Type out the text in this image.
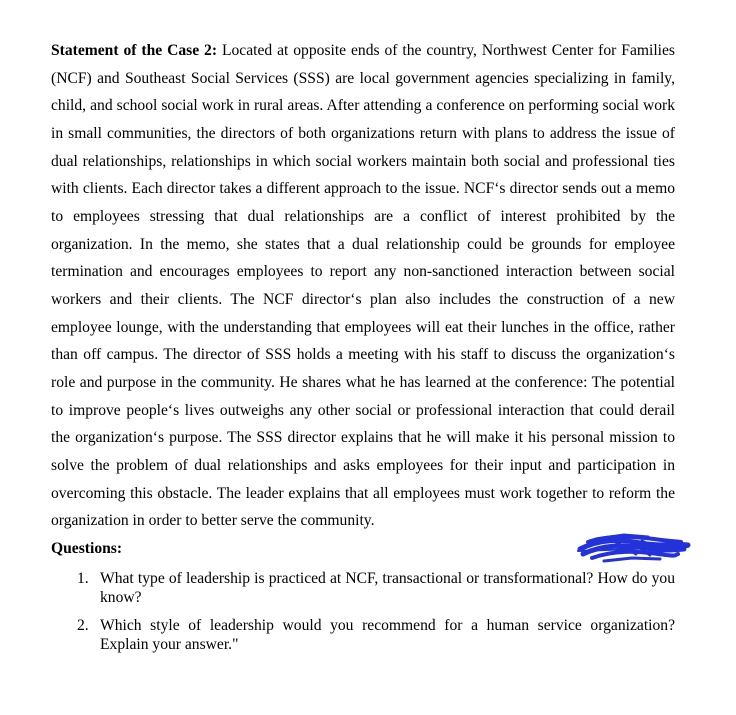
Statement of the Case 2: Located at opposite ends of the country, Northwest Center for Families (NCF) and Southeast Social Services (SSS) are local government agencies specializing in family, child, and school social work in rural areas. After attending a conference on performing social work in small communities, the directors of both organizations return with plans to address the issue of dual relationships, relationships in which social workers maintain both social and professional ties with clients. Each director takes a different approach to the issue. NCF‘s director sends out a memo to employees stressing that dual relationships are a conflict of interest prohibited by the organization. In the memo, she states that a dual relationship could be grounds for employee termination and encourages employees to report any non-sanctioned interaction between social workers and their clients. The NCF director‘s plan also includes the construction of a new employee lounge, with the understanding that employees will eat their lunches in the office, rather than off campus. The director of SSS holds a meeting with his staff to discuss the organization‘s role and purpose in the community. He shares what he has learned at the conference: The potential to improve people‘s lives outweighs any other social or professional interaction that could derail the organization‘s purpose. The SSS director explains that he will make it his personal mission to solve the problem of dual relationships and asks employees for their input and participation in overcoming this obstacle. The leader explains that all employees must work together to reform the organization in order to better serve the community.

Questions:
1. What type of leadership is practiced at NCF, transactional or transformational? How do you know?
2. Which style of leadership would you recommend for a human service organization? Explain your answer."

Given problem
Write out each entry exactly as given, but skip the pictures.

Answer to the task
Type out the text in this image.
Statement of the Case 2: Located at opposite ends of the country, Northwest Center for Families (NCF) and Southeast Social Services (SSS) are local government agencies specializing in family, child, and school social work in rural areas. After attending a conference on performing social work in small communities, the directors of both organizations return with plans to address the issue of dual relationships, relationships in which social workers maintain both social and professional ties with clients. Each director takes a different approach to the issue. NCF‘s director sends out a memo to employees stressing that dual relationships are a conflict of interest prohibited by the organization. In the memo, she states that a dual relationship could be grounds for employee termination and encourages employees to report any non-sanctioned interaction between social workers and their clients. The NCF director‘s plan also includes the construction of a new employee lounge, with the understanding that employees will eat their lunches in the office, rather than off campus. The director of SSS holds a meeting with his staff to discuss the organization‘s role and purpose in the community. He shares what he has learned at the conference: The potential to improve people‘s lives outweighs any other social or professional interaction that could derail the organization‘s purpose. The SSS director explains that he will make it his personal mission to solve the problem of dual relationships and asks employees for their input and participation in overcoming this obstacle. The leader explains that all employees must work together to reform the organization in order to better serve the community.

Questions:
1. What type of leadership is practiced at NCF, transactional or transformational? How do you know?
2. Which style of leadership would you recommend for a human service organization? Explain your answer."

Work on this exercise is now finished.